◆ **WHAT IS REQUIRED**
Reproduce each line of the data below without any changes, leaving out the picture placeholders.

Page element annotations
»»

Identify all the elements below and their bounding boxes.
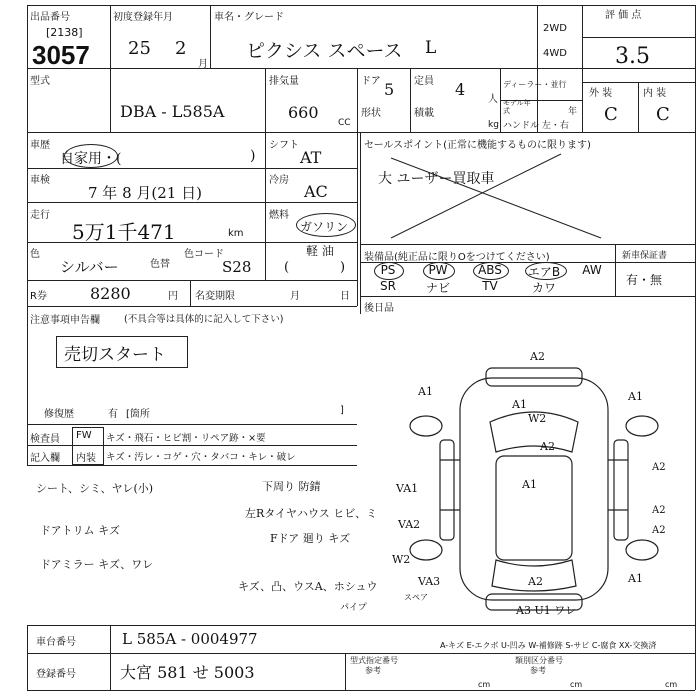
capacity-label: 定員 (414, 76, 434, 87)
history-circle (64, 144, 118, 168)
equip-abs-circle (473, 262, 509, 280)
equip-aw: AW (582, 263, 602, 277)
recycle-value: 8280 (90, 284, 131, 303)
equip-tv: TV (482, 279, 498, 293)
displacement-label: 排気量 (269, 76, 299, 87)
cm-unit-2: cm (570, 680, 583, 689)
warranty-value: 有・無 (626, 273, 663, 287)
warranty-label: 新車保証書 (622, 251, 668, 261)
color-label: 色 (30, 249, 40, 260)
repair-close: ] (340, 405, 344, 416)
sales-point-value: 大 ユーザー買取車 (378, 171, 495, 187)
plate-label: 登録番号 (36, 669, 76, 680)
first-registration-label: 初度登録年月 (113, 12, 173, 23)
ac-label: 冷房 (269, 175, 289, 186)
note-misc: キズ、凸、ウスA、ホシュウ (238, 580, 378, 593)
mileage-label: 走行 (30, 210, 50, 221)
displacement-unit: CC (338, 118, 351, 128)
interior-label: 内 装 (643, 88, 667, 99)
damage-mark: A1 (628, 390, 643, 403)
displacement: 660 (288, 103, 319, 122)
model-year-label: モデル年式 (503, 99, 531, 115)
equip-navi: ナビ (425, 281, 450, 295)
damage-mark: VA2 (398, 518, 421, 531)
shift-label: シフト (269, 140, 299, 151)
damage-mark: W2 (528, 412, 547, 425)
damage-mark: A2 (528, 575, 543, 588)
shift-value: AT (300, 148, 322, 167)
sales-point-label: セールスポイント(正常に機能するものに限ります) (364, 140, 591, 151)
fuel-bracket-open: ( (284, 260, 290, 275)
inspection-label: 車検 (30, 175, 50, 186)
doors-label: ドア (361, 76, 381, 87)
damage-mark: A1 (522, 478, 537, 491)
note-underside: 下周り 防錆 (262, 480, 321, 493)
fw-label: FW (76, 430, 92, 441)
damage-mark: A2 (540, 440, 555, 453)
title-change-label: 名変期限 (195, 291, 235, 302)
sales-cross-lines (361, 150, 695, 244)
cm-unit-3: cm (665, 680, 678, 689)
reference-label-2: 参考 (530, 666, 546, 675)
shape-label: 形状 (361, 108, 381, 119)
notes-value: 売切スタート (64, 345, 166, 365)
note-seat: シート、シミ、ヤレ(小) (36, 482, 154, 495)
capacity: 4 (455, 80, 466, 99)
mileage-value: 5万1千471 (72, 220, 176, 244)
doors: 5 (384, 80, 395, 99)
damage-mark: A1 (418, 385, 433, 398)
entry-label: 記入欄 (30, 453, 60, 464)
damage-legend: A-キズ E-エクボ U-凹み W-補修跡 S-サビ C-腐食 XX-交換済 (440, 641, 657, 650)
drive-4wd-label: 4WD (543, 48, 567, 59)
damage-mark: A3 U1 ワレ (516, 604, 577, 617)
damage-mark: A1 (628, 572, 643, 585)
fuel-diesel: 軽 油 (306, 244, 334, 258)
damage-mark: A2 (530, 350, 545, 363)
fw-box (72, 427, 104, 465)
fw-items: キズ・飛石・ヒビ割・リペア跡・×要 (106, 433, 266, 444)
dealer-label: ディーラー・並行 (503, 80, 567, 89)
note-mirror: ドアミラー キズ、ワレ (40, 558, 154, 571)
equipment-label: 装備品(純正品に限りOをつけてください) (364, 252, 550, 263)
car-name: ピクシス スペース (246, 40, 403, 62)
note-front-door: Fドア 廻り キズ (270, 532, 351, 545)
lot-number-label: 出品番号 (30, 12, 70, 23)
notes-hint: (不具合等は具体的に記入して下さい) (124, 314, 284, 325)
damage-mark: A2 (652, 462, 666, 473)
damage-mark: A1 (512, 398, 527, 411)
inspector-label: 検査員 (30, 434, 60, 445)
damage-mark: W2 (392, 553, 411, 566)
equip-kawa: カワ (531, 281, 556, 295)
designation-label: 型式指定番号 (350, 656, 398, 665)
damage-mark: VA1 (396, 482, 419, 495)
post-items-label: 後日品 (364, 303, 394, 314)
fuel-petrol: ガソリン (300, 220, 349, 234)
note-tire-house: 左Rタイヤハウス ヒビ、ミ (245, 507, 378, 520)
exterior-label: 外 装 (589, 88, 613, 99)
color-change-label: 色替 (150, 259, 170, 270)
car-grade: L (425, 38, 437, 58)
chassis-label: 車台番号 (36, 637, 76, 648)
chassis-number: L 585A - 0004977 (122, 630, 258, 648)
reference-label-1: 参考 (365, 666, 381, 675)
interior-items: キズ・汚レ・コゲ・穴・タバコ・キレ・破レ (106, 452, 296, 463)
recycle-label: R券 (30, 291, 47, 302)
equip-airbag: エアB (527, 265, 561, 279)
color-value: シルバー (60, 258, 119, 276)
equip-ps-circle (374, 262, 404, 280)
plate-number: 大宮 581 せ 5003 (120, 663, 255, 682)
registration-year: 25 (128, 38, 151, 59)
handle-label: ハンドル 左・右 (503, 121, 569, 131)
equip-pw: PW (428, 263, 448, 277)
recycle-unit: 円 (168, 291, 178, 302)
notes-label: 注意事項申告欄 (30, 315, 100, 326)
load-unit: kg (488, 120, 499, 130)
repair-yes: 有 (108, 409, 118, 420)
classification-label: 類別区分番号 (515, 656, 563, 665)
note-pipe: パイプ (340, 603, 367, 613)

««

◆ **RESULT FOR THIS EXERCISE**
Identify all the elements below and their bounding boxes.
capacity-label: 定員 (414, 76, 434, 87)
history-circle (64, 144, 118, 168)
equip-abs-circle (473, 262, 509, 280)
equip-aw: AW (582, 263, 602, 277)
recycle-value: 8280 (90, 284, 131, 303)
equip-tv: TV (482, 279, 498, 293)
displacement-label: 排気量 (269, 76, 299, 87)
cm-unit-2: cm (570, 680, 583, 689)
warranty-value: 有・無 (626, 273, 663, 287)
warranty-label: 新車保証書 (622, 251, 668, 261)
color-label: 色 (30, 249, 40, 260)
repair-close: ] (340, 405, 344, 416)
sales-point-value: 大 ユーザー買取車 (378, 171, 495, 187)
plate-label: 登録番号 (36, 669, 76, 680)
first-registration-label: 初度登録年月 (113, 12, 173, 23)
ac-label: 冷房 (269, 175, 289, 186)
note-misc: キズ、凸、ウスA、ホシュウ (238, 580, 378, 593)
mileage-label: 走行 (30, 210, 50, 221)
displacement-unit: CC (338, 118, 351, 128)
interior-label: 内 装 (643, 88, 667, 99)
damage-mark: A1 (628, 390, 643, 403)
displacement: 660 (288, 103, 319, 122)
model-year-label: モデル年式 (503, 99, 531, 115)
equip-navi: ナビ (425, 281, 450, 295)
damage-mark: VA2 (398, 518, 421, 531)
shift-label: シフト (269, 140, 299, 151)
damage-mark: W2 (528, 412, 547, 425)
damage-mark: A2 (528, 575, 543, 588)
shift-value: AT (300, 148, 322, 167)
sales-point-label: セールスポイント(正常に機能するものに限ります) (364, 140, 591, 151)
fuel-bracket-open: ( (284, 260, 290, 275)
inspection-label: 車検 (30, 175, 50, 186)
doors-label: ドア (361, 76, 381, 87)
damage-mark: A1 (522, 478, 537, 491)
note-underside: 下周り 防錆 (262, 480, 321, 493)
fw-label: FW (76, 430, 92, 441)
damage-mark: A2 (540, 440, 555, 453)
title-change-label: 名変期限 (195, 291, 235, 302)
sales-cross-lines (361, 150, 695, 244)
cm-unit-3: cm (665, 680, 678, 689)
reference-label-2: 参考 (530, 666, 546, 675)
shape-label: 形状 (361, 108, 381, 119)
notes-value: 売切スタート (64, 345, 166, 365)
note-seat: シート、シミ、ヤレ(小) (36, 482, 154, 495)
capacity: 4 (455, 80, 466, 99)
mileage-value: 5万1千471 (72, 220, 176, 244)
doors: 5 (384, 80, 395, 99)
damage-mark: A1 (418, 385, 433, 398)
entry-label: 記入欄 (30, 453, 60, 464)
damage-legend: A-キズ E-エクボ U-凹み W-補修跡 S-サビ C-腐食 XX-交換済 (440, 641, 657, 650)
drive-4wd-label: 4WD (543, 48, 567, 59)
damage-mark: A3 U1 ワレ (516, 604, 577, 617)
damage-mark: A1 (628, 572, 643, 585)
fuel-diesel: 軽 油 (306, 244, 334, 258)
damage-mark: A2 (530, 350, 545, 363)
fw-box (72, 427, 104, 465)
fw-items: キズ・飛石・ヒビ割・リペア跡・×要 (106, 433, 266, 444)
dealer-label: ディーラー・並行 (503, 80, 567, 89)
note-mirror: ドアミラー キズ、ワレ (40, 558, 154, 571)
equipment-label: 装備品(純正品に限りOをつけてください) (364, 252, 550, 263)
car-name: ピクシス スペース (246, 40, 403, 62)
note-front-door: Fドア 廻り キズ (270, 532, 351, 545)
lot-number-label: 出品番号 (30, 12, 70, 23)
notes-hint: (不具合等は具体的に記入して下さい) (124, 314, 284, 325)
damage-mark: A2 (652, 462, 666, 473)
damage-mark: A1 (512, 398, 527, 411)
inspector-label: 検査員 (30, 434, 60, 445)
damage-mark: W2 (392, 553, 411, 566)
equip-kawa: カワ (531, 281, 556, 295)
designation-label: 型式指定番号 (350, 656, 398, 665)
damage-mark: VA1 (396, 482, 419, 495)
post-items-label: 後日品 (364, 303, 394, 314)
fuel-petrol: ガソリン (300, 220, 349, 234)
note-tire-house: 左Rタイヤハウス ヒビ、ミ (245, 507, 378, 520)
exterior-label: 外 装 (589, 88, 613, 99)
color-change-label: 色替 (150, 259, 170, 270)
car-grade: L (425, 38, 437, 58)
chassis-label: 車台番号 (36, 637, 76, 648)
chassis-number: L 585A - 0004977 (122, 630, 258, 648)
reference-label-1: 参考 (365, 666, 381, 675)
interior-items: キズ・汚レ・コゲ・穴・タバコ・キレ・破レ (106, 452, 296, 463)
recycle-label: R券 (30, 291, 47, 302)
equip-airbag: エアB (527, 265, 561, 279)
color-value: シルバー (60, 258, 119, 276)
equip-ps-circle (374, 262, 404, 280)
plate-number: 大宮 581 せ 5003 (120, 663, 255, 682)
registration-year: 25 (128, 38, 151, 59)
handle-label: ハンドル 左・右 (503, 121, 569, 131)
equip-pw: PW (428, 263, 448, 277)
recycle-unit: 円 (168, 291, 178, 302)
notes-label: 注意事項申告欄 (30, 315, 100, 326)
load-unit: kg (488, 120, 499, 130)
repair-yes: 有 (108, 409, 118, 420)
classification-label: 類別区分番号 (515, 656, 563, 665)
note-pipe: パイプ (340, 603, 367, 613)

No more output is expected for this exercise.